WHAT YOU NEED TO DO: Extract every line of the material below and reproduce it faithfully.

DATASET RECORDS:
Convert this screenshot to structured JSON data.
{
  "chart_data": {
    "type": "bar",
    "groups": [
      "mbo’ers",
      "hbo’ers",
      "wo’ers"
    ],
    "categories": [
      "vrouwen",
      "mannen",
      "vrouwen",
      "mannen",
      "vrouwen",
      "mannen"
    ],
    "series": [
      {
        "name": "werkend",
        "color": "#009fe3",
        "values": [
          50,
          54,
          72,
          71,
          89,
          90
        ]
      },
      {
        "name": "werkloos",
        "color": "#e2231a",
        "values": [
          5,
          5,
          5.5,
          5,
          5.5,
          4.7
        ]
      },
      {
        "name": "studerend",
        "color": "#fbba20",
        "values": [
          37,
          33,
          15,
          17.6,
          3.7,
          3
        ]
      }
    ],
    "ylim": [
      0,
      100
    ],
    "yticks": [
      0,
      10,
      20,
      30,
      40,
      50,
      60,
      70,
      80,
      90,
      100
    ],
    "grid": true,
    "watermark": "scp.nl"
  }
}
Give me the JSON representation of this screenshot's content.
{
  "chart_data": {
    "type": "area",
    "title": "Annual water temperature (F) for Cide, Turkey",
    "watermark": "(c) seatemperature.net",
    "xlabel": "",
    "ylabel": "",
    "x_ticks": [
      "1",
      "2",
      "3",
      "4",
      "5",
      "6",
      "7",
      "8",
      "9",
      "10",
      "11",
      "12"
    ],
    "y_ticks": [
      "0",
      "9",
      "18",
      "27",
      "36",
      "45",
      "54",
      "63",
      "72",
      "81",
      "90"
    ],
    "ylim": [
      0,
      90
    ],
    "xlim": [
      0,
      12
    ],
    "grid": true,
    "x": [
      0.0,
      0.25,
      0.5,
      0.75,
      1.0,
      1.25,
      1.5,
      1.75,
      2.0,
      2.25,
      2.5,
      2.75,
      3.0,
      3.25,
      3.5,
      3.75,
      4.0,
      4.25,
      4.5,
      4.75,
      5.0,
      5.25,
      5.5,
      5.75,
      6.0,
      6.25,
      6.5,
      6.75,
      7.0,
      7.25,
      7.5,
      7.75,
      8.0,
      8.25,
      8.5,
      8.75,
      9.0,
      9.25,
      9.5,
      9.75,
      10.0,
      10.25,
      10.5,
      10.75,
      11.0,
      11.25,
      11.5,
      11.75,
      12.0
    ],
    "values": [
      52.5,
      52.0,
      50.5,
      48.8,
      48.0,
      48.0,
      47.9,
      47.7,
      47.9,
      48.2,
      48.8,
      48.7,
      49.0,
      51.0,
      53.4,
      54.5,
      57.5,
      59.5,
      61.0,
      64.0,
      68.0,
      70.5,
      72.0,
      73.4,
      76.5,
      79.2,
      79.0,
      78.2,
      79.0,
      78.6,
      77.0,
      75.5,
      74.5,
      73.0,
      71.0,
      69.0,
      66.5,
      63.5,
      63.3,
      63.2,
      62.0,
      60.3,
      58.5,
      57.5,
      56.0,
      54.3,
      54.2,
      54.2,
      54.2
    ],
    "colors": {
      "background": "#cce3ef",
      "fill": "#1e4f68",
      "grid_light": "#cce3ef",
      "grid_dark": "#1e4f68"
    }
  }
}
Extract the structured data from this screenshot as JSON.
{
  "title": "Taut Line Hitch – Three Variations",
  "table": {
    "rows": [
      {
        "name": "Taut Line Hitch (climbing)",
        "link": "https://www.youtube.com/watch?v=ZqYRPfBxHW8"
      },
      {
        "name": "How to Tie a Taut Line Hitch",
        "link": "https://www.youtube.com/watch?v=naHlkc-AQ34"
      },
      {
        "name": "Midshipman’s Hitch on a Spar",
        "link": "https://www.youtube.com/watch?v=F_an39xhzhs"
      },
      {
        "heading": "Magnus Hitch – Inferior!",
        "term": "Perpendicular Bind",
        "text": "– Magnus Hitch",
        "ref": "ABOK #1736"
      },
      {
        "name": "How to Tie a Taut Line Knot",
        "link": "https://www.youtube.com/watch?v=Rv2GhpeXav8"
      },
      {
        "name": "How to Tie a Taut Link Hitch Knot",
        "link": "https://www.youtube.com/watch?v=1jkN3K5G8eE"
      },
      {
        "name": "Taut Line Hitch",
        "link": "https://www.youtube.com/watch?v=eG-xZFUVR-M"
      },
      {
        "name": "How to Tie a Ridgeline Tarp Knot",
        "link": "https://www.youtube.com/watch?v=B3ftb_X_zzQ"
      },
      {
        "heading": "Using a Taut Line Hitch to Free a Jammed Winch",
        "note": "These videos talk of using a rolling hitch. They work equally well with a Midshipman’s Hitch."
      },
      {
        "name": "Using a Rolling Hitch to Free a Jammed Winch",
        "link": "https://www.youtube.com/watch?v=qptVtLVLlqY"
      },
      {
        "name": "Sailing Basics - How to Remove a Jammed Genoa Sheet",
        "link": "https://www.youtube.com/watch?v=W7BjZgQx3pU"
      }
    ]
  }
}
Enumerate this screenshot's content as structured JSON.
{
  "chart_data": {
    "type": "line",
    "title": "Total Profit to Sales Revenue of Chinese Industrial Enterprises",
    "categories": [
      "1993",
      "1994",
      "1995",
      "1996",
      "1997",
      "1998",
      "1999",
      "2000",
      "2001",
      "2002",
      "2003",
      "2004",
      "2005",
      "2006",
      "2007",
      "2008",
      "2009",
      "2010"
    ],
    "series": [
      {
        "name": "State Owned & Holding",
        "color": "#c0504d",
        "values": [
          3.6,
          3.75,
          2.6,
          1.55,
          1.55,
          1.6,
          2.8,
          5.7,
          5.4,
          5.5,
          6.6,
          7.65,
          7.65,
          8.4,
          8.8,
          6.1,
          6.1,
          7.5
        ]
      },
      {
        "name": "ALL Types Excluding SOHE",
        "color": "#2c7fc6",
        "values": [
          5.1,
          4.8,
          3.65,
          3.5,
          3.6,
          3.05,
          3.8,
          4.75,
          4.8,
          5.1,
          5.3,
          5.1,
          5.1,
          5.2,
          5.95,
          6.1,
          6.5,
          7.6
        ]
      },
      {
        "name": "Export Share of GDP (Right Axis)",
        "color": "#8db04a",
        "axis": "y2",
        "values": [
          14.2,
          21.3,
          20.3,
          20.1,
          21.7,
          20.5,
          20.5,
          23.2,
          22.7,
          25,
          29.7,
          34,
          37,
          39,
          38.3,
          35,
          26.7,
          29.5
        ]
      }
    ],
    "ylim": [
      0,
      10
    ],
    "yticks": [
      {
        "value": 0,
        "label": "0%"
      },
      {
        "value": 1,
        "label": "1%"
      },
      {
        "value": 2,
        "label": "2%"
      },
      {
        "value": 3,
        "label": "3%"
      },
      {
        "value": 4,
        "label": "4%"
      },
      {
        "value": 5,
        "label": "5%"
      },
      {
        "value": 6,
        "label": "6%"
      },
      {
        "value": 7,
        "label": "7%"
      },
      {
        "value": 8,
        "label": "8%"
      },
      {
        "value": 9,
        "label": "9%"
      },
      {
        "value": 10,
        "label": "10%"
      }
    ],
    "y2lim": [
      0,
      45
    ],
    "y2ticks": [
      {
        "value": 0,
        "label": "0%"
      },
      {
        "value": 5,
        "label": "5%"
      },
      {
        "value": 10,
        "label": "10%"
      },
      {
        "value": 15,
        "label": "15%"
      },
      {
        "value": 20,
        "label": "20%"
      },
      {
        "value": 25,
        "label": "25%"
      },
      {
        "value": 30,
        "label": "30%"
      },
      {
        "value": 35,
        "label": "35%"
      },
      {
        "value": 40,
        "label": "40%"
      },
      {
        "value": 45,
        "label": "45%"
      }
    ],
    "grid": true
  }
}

SOLUTION:
Convert this screenshot to structured JSON data.
{
  "chart_data": {
    "type": "bar",
    "groups": [
      "mbo’ers",
      "hbo’ers",
      "wo’ers"
    ],
    "categories": [
      "vrouwen",
      "mannen",
      "vrouwen",
      "mannen",
      "vrouwen",
      "mannen"
    ],
    "series": [
      {
        "name": "werkend",
        "color": "#009fe3",
        "values": [
          50,
          54,
          72,
          71,
          89,
          90
        ]
      },
      {
        "name": "werkloos",
        "color": "#e2231a",
        "values": [
          5,
          5,
          5.5,
          5,
          5.5,
          4.7
        ]
      },
      {
        "name": "studerend",
        "color": "#fbba20",
        "values": [
          37,
          33,
          15,
          17.6,
          3.7,
          3
        ]
      }
    ],
    "ylim": [
      0,
      100
    ],
    "yticks": [
      0,
      10,
      20,
      30,
      40,
      50,
      60,
      70,
      80,
      90,
      100
    ],
    "grid": true,
    "watermark": "scp.nl"
  }
}
Give me the JSON representation of this screenshot's content.
{
  "chart_data": {
    "type": "area",
    "title": "Annual water temperature (F) for Cide, Turkey",
    "watermark": "(c) seatemperature.net",
    "xlabel": "",
    "ylabel": "",
    "x_ticks": [
      "1",
      "2",
      "3",
      "4",
      "5",
      "6",
      "7",
      "8",
      "9",
      "10",
      "11",
      "12"
    ],
    "y_ticks": [
      "0",
      "9",
      "18",
      "27",
      "36",
      "45",
      "54",
      "63",
      "72",
      "81",
      "90"
    ],
    "ylim": [
      0,
      90
    ],
    "xlim": [
      0,
      12
    ],
    "grid": true,
    "x": [
      0.0,
      0.25,
      0.5,
      0.75,
      1.0,
      1.25,
      1.5,
      1.75,
      2.0,
      2.25,
      2.5,
      2.75,
      3.0,
      3.25,
      3.5,
      3.75,
      4.0,
      4.25,
      4.5,
      4.75,
      5.0,
      5.25,
      5.5,
      5.75,
      6.0,
      6.25,
      6.5,
      6.75,
      7.0,
      7.25,
      7.5,
      7.75,
      8.0,
      8.25,
      8.5,
      8.75,
      9.0,
      9.25,
      9.5,
      9.75,
      10.0,
      10.25,
      10.5,
      10.75,
      11.0,
      11.25,
      11.5,
      11.75,
      12.0
    ],
    "values": [
      52.5,
      52.0,
      50.5,
      48.8,
      48.0,
      48.0,
      47.9,
      47.7,
      47.9,
      48.2,
      48.8,
      48.7,
      49.0,
      51.0,
      53.4,
      54.5,
      57.5,
      59.5,
      61.0,
      64.0,
      68.0,
      70.5,
      72.0,
      73.4,
      76.5,
      79.2,
      79.0,
      78.2,
      79.0,
      78.6,
      77.0,
      75.5,
      74.5,
      73.0,
      71.0,
      69.0,
      66.5,
      63.5,
      63.3,
      63.2,
      62.0,
      60.3,
      58.5,
      57.5,
      56.0,
      54.3,
      54.2,
      54.2,
      54.2
    ],
    "colors": {
      "background": "#cce3ef",
      "fill": "#1e4f68",
      "grid_light": "#cce3ef",
      "grid_dark": "#1e4f68"
    }
  }
}
Extract the structured data from this screenshot as JSON.
{
  "title": "Taut Line Hitch – Three Variations",
  "table": {
    "rows": [
      {
        "name": "Taut Line Hitch (climbing)",
        "link": "https://www.youtube.com/watch?v=ZqYRPfBxHW8"
      },
      {
        "name": "How to Tie a Taut Line Hitch",
        "link": "https://www.youtube.com/watch?v=naHlkc-AQ34"
      },
      {
        "name": "Midshipman’s Hitch on a Spar",
        "link": "https://www.youtube.com/watch?v=F_an39xhzhs"
      },
      {
        "heading": "Magnus Hitch – Inferior!",
        "term": "Perpendicular Bind",
        "text": "– Magnus Hitch",
        "ref": "ABOK #1736"
      },
      {
        "name": "How to Tie a Taut Line Knot",
        "link": "https://www.youtube.com/watch?v=Rv2GhpeXav8"
      },
      {
        "name": "How to Tie a Taut Link Hitch Knot",
        "link": "https://www.youtube.com/watch?v=1jkN3K5G8eE"
      },
      {
        "name": "Taut Line Hitch",
        "link": "https://www.youtube.com/watch?v=eG-xZFUVR-M"
      },
      {
        "name": "How to Tie a Ridgeline Tarp Knot",
        "link": "https://www.youtube.com/watch?v=B3ftb_X_zzQ"
      },
      {
        "heading": "Using a Taut Line Hitch to Free a Jammed Winch",
        "note": "These videos talk of using a rolling hitch. They work equally well with a Midshipman’s Hitch."
      },
      {
        "name": "Using a Rolling Hitch to Free a Jammed Winch",
        "link": "https://www.youtube.com/watch?v=qptVtLVLlqY"
      },
      {
        "name": "Sailing Basics - How to Remove a Jammed Genoa Sheet",
        "link": "https://www.youtube.com/watch?v=W7BjZgQx3pU"
      }
    ]
  }
}
Enumerate this screenshot's content as structured JSON.
{
  "chart_data": {
    "type": "line",
    "title": "Total Profit to Sales Revenue of Chinese Industrial Enterprises",
    "categories": [
      "1993",
      "1994",
      "1995",
      "1996",
      "1997",
      "1998",
      "1999",
      "2000",
      "2001",
      "2002",
      "2003",
      "2004",
      "2005",
      "2006",
      "2007",
      "2008",
      "2009",
      "2010"
    ],
    "series": [
      {
        "name": "State Owned & Holding",
        "color": "#c0504d",
        "values": [
          3.6,
          3.75,
          2.6,
          1.55,
          1.55,
          1.6,
          2.8,
          5.7,
          5.4,
          5.5,
          6.6,
          7.65,
          7.65,
          8.4,
          8.8,
          6.1,
          6.1,
          7.5
        ]
      },
      {
        "name": "ALL Types Excluding SOHE",
        "color": "#2c7fc6",
        "values": [
          5.1,
          4.8,
          3.65,
          3.5,
          3.6,
          3.05,
          3.8,
          4.75,
          4.8,
          5.1,
          5.3,
          5.1,
          5.1,
          5.2,
          5.95,
          6.1,
          6.5,
          7.6
        ]
      },
      {
        "name": "Export Share of GDP (Right Axis)",
        "color": "#8db04a",
        "axis": "y2",
        "values": [
          14.2,
          21.3,
          20.3,
          20.1,
          21.7,
          20.5,
          20.5,
          23.2,
          22.7,
          25,
          29.7,
          34,
          37,
          39,
          38.3,
          35,
          26.7,
          29.5
        ]
      }
    ],
    "ylim": [
      0,
      10
    ],
    "yticks": [
      {
        "value": 0,
        "label": "0%"
      },
      {
        "value": 1,
        "label": "1%"
      },
      {
        "value": 2,
        "label": "2%"
      },
      {
        "value": 3,
        "label": "3%"
      },
      {
        "value": 4,
        "label": "4%"
      },
      {
        "value": 5,
        "label": "5%"
      },
      {
        "value": 6,
        "label": "6%"
      },
      {
        "value": 7,
        "label": "7%"
      },
      {
        "value": 8,
        "label": "8%"
      },
      {
        "value": 9,
        "label": "9%"
      },
      {
        "value": 10,
        "label": "10%"
      }
    ],
    "y2lim": [
      0,
      45
    ],
    "y2ticks": [
      {
        "value": 0,
        "label": "0%"
      },
      {
        "value": 5,
        "label": "5%"
      },
      {
        "value": 10,
        "label": "10%"
      },
      {
        "value": 15,
        "label": "15%"
      },
      {
        "value": 20,
        "label": "20%"
      },
      {
        "value": 25,
        "label": "25%"
      },
      {
        "value": 30,
        "label": "30%"
      },
      {
        "value": 35,
        "label": "35%"
      },
      {
        "value": 40,
        "label": "40%"
      },
      {
        "value": 45,
        "label": "45%"
      }
    ],
    "grid": true
  }
}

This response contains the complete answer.